**The records:**
-- begin --
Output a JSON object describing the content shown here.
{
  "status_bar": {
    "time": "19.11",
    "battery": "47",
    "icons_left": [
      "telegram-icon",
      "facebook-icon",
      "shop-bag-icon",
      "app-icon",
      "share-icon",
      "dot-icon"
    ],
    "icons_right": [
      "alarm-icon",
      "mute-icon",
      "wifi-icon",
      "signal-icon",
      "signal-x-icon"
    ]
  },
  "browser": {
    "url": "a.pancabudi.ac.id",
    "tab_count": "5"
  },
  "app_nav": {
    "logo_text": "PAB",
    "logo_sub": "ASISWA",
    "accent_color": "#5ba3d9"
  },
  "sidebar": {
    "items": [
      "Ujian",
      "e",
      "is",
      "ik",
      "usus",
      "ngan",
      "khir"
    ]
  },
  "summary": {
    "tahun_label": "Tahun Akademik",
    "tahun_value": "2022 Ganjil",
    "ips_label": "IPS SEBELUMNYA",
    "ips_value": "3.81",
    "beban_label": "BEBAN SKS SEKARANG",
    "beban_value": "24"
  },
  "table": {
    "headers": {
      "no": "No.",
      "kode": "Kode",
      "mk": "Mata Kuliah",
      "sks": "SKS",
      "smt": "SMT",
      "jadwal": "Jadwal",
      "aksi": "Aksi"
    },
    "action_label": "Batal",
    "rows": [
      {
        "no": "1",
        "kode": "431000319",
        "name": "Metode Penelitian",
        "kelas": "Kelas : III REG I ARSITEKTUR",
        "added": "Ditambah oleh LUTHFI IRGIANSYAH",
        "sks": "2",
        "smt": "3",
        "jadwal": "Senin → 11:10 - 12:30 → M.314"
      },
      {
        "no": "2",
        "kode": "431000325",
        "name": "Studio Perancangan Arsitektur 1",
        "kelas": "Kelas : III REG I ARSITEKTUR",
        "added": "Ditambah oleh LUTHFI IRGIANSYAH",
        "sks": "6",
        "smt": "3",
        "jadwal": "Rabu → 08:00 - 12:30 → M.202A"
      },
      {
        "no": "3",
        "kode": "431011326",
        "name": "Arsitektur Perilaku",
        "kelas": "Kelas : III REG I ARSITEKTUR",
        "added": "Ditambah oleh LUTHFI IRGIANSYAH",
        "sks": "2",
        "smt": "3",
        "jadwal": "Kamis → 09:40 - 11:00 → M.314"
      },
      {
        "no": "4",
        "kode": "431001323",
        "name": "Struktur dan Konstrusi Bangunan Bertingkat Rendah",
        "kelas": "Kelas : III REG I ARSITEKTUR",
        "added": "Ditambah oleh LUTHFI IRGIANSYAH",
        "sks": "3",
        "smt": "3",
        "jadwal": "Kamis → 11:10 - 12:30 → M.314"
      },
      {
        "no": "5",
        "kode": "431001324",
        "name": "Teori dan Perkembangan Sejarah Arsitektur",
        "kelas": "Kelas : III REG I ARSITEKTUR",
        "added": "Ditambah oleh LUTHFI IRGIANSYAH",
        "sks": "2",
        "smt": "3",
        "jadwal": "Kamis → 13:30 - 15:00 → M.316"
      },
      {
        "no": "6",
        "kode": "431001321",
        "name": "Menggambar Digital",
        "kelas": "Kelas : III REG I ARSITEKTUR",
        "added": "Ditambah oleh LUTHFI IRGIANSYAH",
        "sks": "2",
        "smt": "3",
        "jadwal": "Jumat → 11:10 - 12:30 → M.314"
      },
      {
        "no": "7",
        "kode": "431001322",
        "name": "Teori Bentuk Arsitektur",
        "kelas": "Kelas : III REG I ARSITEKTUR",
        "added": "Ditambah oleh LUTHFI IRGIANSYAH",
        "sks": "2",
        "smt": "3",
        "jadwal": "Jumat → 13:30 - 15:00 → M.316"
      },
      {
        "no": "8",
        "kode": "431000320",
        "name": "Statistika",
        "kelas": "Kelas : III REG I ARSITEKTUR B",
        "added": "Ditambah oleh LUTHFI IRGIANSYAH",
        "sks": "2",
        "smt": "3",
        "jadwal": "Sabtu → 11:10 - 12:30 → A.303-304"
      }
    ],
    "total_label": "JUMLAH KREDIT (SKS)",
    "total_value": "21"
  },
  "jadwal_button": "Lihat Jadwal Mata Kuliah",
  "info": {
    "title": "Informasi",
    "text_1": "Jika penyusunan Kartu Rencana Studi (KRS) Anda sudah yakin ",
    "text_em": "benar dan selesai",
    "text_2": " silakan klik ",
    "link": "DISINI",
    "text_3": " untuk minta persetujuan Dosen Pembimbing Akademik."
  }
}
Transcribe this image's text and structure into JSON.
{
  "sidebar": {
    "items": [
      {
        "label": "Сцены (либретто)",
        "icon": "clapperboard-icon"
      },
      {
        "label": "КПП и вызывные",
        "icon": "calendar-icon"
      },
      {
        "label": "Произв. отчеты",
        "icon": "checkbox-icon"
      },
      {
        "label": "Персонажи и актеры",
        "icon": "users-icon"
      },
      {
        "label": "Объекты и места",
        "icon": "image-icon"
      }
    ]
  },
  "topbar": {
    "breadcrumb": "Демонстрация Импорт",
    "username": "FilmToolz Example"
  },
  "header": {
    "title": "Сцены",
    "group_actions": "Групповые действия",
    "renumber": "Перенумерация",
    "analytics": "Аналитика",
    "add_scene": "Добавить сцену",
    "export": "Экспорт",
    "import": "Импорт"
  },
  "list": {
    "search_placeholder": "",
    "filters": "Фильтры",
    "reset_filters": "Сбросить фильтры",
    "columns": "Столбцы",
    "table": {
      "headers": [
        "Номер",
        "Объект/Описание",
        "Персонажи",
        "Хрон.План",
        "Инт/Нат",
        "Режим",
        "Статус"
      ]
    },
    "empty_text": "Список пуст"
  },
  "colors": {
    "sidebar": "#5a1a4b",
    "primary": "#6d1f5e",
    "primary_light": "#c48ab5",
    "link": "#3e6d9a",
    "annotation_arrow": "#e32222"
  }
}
-- end --
Return all of the entries word for word.

Output a JSON object describing the content shown here.
{
  "status_bar": {
    "time": "19.11",
    "battery": "47",
    "icons_left": [
      "telegram-icon",
      "facebook-icon",
      "shop-bag-icon",
      "app-icon",
      "share-icon",
      "dot-icon"
    ],
    "icons_right": [
      "alarm-icon",
      "mute-icon",
      "wifi-icon",
      "signal-icon",
      "signal-x-icon"
    ]
  },
  "browser": {
    "url": "a.pancabudi.ac.id",
    "tab_count": "5"
  },
  "app_nav": {
    "logo_text": "PAB",
    "logo_sub": "ASISWA",
    "accent_color": "#5ba3d9"
  },
  "sidebar": {
    "items": [
      "Ujian",
      "e",
      "is",
      "ik",
      "usus",
      "ngan",
      "khir"
    ]
  },
  "summary": {
    "tahun_label": "Tahun Akademik",
    "tahun_value": "2022 Ganjil",
    "ips_label": "IPS SEBELUMNYA",
    "ips_value": "3.81",
    "beban_label": "BEBAN SKS SEKARANG",
    "beban_value": "24"
  },
  "table": {
    "headers": {
      "no": "No.",
      "kode": "Kode",
      "mk": "Mata Kuliah",
      "sks": "SKS",
      "smt": "SMT",
      "jadwal": "Jadwal",
      "aksi": "Aksi"
    },
    "action_label": "Batal",
    "rows": [
      {
        "no": "1",
        "kode": "431000319",
        "name": "Metode Penelitian",
        "kelas": "Kelas : III REG I ARSITEKTUR",
        "added": "Ditambah oleh LUTHFI IRGIANSYAH",
        "sks": "2",
        "smt": "3",
        "jadwal": "Senin → 11:10 - 12:30 → M.314"
      },
      {
        "no": "2",
        "kode": "431000325",
        "name": "Studio Perancangan Arsitektur 1",
        "kelas": "Kelas : III REG I ARSITEKTUR",
        "added": "Ditambah oleh LUTHFI IRGIANSYAH",
        "sks": "6",
        "smt": "3",
        "jadwal": "Rabu → 08:00 - 12:30 → M.202A"
      },
      {
        "no": "3",
        "kode": "431011326",
        "name": "Arsitektur Perilaku",
        "kelas": "Kelas : III REG I ARSITEKTUR",
        "added": "Ditambah oleh LUTHFI IRGIANSYAH",
        "sks": "2",
        "smt": "3",
        "jadwal": "Kamis → 09:40 - 11:00 → M.314"
      },
      {
        "no": "4",
        "kode": "431001323",
        "name": "Struktur dan Konstrusi Bangunan Bertingkat Rendah",
        "kelas": "Kelas : III REG I ARSITEKTUR",
        "added": "Ditambah oleh LUTHFI IRGIANSYAH",
        "sks": "3",
        "smt": "3",
        "jadwal": "Kamis → 11:10 - 12:30 → M.314"
      },
      {
        "no": "5",
        "kode": "431001324",
        "name": "Teori dan Perkembangan Sejarah Arsitektur",
        "kelas": "Kelas : III REG I ARSITEKTUR",
        "added": "Ditambah oleh LUTHFI IRGIANSYAH",
        "sks": "2",
        "smt": "3",
        "jadwal": "Kamis → 13:30 - 15:00 → M.316"
      },
      {
        "no": "6",
        "kode": "431001321",
        "name": "Menggambar Digital",
        "kelas": "Kelas : III REG I ARSITEKTUR",
        "added": "Ditambah oleh LUTHFI IRGIANSYAH",
        "sks": "2",
        "smt": "3",
        "jadwal": "Jumat → 11:10 - 12:30 → M.314"
      },
      {
        "no": "7",
        "kode": "431001322",
        "name": "Teori Bentuk Arsitektur",
        "kelas": "Kelas : III REG I ARSITEKTUR",
        "added": "Ditambah oleh LUTHFI IRGIANSYAH",
        "sks": "2",
        "smt": "3",
        "jadwal": "Jumat → 13:30 - 15:00 → M.316"
      },
      {
        "no": "8",
        "kode": "431000320",
        "name": "Statistika",
        "kelas": "Kelas : III REG I ARSITEKTUR B",
        "added": "Ditambah oleh LUTHFI IRGIANSYAH",
        "sks": "2",
        "smt": "3",
        "jadwal": "Sabtu → 11:10 - 12:30 → A.303-304"
      }
    ],
    "total_label": "JUMLAH KREDIT (SKS)",
    "total_value": "21"
  },
  "jadwal_button": "Lihat Jadwal Mata Kuliah",
  "info": {
    "title": "Informasi",
    "text_1": "Jika penyusunan Kartu Rencana Studi (KRS) Anda sudah yakin ",
    "text_em": "benar dan selesai",
    "text_2": " silakan klik ",
    "link": "DISINI",
    "text_3": " untuk minta persetujuan Dosen Pembimbing Akademik."
  }
}
Transcribe this image's text and structure into JSON.
{
  "sidebar": {
    "items": [
      {
        "label": "Сцены (либретто)",
        "icon": "clapperboard-icon"
      },
      {
        "label": "КПП и вызывные",
        "icon": "calendar-icon"
      },
      {
        "label": "Произв. отчеты",
        "icon": "checkbox-icon"
      },
      {
        "label": "Персонажи и актеры",
        "icon": "users-icon"
      },
      {
        "label": "Объекты и места",
        "icon": "image-icon"
      }
    ]
  },
  "topbar": {
    "breadcrumb": "Демонстрация Импорт",
    "username": "FilmToolz Example"
  },
  "header": {
    "title": "Сцены",
    "group_actions": "Групповые действия",
    "renumber": "Перенумерация",
    "analytics": "Аналитика",
    "add_scene": "Добавить сцену",
    "export": "Экспорт",
    "import": "Импорт"
  },
  "list": {
    "search_placeholder": "",
    "filters": "Фильтры",
    "reset_filters": "Сбросить фильтры",
    "columns": "Столбцы",
    "table": {
      "headers": [
        "Номер",
        "Объект/Описание",
        "Персонажи",
        "Хрон.План",
        "Инт/Нат",
        "Режим",
        "Статус"
      ]
    },
    "empty_text": "Список пуст"
  },
  "colors": {
    "sidebar": "#5a1a4b",
    "primary": "#6d1f5e",
    "primary_light": "#c48ab5",
    "link": "#3e6d9a",
    "annotation_arrow": "#e32222"
  }
}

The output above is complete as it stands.